*What to do*. List every line in this data where the string "filter" occurs.

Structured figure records
■ ■ ■ ■ ■ ■ ■

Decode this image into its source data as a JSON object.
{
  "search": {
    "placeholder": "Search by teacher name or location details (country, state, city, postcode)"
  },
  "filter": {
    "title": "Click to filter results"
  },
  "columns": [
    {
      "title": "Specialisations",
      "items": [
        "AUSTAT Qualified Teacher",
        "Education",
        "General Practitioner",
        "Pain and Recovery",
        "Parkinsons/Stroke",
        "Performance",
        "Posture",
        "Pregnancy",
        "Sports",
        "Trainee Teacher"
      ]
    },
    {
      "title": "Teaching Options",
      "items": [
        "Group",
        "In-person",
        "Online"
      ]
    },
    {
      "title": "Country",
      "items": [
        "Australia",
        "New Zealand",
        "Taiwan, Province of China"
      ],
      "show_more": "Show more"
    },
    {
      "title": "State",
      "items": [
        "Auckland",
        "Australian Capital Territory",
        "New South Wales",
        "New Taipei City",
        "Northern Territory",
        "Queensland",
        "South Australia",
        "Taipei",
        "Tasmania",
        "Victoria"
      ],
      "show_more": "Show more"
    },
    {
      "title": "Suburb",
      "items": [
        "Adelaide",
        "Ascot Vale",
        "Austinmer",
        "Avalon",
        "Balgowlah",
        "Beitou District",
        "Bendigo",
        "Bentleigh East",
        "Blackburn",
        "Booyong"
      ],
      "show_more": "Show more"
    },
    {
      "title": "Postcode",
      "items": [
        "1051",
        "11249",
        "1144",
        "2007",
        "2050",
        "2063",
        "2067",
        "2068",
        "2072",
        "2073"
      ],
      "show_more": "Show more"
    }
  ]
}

■ ■ ■ ■ ■ ■ ■

*Solution*.
  "filter": {
    "title": "Click to filter results"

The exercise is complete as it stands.